## Work task 1
Please reproduce the part of the Assange extradition article starting with "The US is seeking" and going on through "of the Australian.".
## Work task 2
In the Assange extradition article, what did WikiLeaks publish in 2010 about the capital of Iraq?

::: Selected passage

The US is seeking Assange's extradition because of disclosures, not political views

Julian Assange / Photo EPA-EFE/NEIL HALL

The founder of WikiLeaks, Julian Assange, is accused of revealing the names of the sources, and not of his political views, claim the American lawyers who today demand the extradition of the Australian.

US prosecutors are seeking a trial against Assange, 52, over WikiLeaks' release of numerous US military files and diplomatic cables. Washington claims that the Australian endangered the lives of American agents and that there is no justification for his criminal acts. His supporters, on the other hand, celebrate him as a hero who was prosecuted for exposing American crimes.

In 2010, among other things, WikiLeaks published a video of US warplanes killing civilians in the capital of Iraq, as well as information about hundreds of civilians killed during the US invasion of Afghanistan, writes BBC.

Assange is backed by Amnesty International, a number of media groups and politicians, including Australian Labor Prime Minister Anthony Albanese, whose party voted in parliament last week to return him to Australia.

Yesterday, Assange's lawyers told a London court that his persecution was political in nature and that he was being prosecuted for uncovering crimes at the state level and that former Republican President Donald Trump had asked for "detailed options" on how to kill him, reports Reuters.

US lawyers said today that Assange's prosecution "is based on the rule of law and evidence".

"The prosecution of the applicant may be unprecedented, but what he did was also unprecedented," Claire Dobbin told the court that will decide on Assange's extradition to the United States.

::::::
::: Extracted entries

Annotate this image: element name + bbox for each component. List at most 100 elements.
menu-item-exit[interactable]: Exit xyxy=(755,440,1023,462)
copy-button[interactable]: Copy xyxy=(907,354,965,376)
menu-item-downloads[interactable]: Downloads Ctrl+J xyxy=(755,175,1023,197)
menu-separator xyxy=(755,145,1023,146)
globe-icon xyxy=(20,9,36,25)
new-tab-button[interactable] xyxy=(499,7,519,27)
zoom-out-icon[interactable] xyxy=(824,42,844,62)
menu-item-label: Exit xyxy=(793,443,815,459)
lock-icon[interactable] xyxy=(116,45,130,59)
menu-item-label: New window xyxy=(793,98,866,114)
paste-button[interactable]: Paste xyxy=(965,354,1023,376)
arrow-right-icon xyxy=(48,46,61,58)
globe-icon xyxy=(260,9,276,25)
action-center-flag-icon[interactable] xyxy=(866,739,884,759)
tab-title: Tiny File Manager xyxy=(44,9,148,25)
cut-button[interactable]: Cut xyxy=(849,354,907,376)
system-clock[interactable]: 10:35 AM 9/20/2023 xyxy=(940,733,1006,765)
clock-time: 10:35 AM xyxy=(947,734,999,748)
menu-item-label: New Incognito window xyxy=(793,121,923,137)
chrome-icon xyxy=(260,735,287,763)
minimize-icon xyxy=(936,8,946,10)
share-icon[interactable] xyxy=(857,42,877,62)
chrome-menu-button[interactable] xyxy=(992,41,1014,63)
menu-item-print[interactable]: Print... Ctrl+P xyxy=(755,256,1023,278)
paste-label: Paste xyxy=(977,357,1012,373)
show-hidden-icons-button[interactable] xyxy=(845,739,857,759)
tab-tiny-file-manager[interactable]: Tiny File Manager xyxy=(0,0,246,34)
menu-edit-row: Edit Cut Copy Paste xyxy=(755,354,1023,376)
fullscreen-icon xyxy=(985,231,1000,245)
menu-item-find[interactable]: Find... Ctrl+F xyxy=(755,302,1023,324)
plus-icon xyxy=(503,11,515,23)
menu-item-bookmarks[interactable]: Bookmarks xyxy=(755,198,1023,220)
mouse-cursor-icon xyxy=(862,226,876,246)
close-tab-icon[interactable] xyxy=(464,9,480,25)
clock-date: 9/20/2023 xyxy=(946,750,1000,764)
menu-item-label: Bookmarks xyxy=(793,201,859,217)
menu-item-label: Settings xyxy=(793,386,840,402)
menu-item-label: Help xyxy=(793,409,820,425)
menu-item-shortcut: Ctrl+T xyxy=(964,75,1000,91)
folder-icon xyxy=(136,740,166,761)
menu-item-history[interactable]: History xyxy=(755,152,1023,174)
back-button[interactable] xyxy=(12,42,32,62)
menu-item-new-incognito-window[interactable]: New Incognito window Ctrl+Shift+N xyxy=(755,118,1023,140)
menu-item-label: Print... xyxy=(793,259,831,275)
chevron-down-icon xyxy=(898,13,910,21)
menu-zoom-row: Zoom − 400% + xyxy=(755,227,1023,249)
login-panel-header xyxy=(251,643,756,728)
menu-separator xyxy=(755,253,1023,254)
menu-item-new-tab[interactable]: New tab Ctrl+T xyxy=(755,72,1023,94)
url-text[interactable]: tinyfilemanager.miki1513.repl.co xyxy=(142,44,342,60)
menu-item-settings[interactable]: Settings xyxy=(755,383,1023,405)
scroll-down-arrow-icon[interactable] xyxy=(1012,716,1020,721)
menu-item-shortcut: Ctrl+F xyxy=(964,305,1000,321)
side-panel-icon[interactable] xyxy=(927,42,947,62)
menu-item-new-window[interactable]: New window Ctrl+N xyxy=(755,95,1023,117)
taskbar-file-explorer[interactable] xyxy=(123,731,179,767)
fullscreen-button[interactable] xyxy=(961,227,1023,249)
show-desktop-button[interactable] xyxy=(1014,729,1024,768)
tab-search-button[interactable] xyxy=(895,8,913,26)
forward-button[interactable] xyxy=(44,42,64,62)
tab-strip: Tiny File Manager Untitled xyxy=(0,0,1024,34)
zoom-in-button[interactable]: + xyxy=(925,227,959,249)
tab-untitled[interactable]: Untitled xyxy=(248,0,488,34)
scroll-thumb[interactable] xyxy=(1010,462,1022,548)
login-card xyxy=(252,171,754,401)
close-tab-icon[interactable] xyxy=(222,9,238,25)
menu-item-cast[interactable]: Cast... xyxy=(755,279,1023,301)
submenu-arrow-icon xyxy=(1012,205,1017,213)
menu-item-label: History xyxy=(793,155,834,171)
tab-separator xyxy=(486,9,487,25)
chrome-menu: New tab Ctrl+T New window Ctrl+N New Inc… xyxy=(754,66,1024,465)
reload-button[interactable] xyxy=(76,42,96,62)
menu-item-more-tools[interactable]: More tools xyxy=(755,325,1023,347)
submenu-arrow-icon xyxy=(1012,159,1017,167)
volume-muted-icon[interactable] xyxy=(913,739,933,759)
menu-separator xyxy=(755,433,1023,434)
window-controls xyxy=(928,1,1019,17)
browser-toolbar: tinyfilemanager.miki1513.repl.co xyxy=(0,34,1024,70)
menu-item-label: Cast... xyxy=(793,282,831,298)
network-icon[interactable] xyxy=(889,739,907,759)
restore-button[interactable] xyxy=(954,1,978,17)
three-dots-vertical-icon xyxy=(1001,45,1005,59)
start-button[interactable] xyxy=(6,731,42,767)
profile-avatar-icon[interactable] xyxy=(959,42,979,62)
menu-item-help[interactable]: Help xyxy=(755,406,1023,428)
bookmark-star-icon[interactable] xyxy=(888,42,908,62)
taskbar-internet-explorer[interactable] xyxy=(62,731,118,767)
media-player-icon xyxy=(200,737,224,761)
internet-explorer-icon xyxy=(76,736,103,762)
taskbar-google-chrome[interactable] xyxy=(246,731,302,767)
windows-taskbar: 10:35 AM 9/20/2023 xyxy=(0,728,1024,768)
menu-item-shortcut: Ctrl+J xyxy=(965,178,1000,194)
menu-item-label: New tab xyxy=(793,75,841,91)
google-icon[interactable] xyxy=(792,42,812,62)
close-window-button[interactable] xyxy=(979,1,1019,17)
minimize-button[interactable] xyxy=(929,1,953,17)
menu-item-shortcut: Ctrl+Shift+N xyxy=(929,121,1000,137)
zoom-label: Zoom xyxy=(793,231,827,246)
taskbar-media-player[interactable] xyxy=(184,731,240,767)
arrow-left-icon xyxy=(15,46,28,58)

::::::

## Expected output 1
The US is seeking Assange's extradition because of disclosures, not political views

Julian Assange / Photo EPA-EFE/NEIL HALL

The founder of WikiLeaks, Julian Assange, is accused of revealing the names of the sources, and not of his political views, claim the American lawyers who today demand the extradition of the Australian.

## Expected output 2
A video of US warplanes killing civilians there.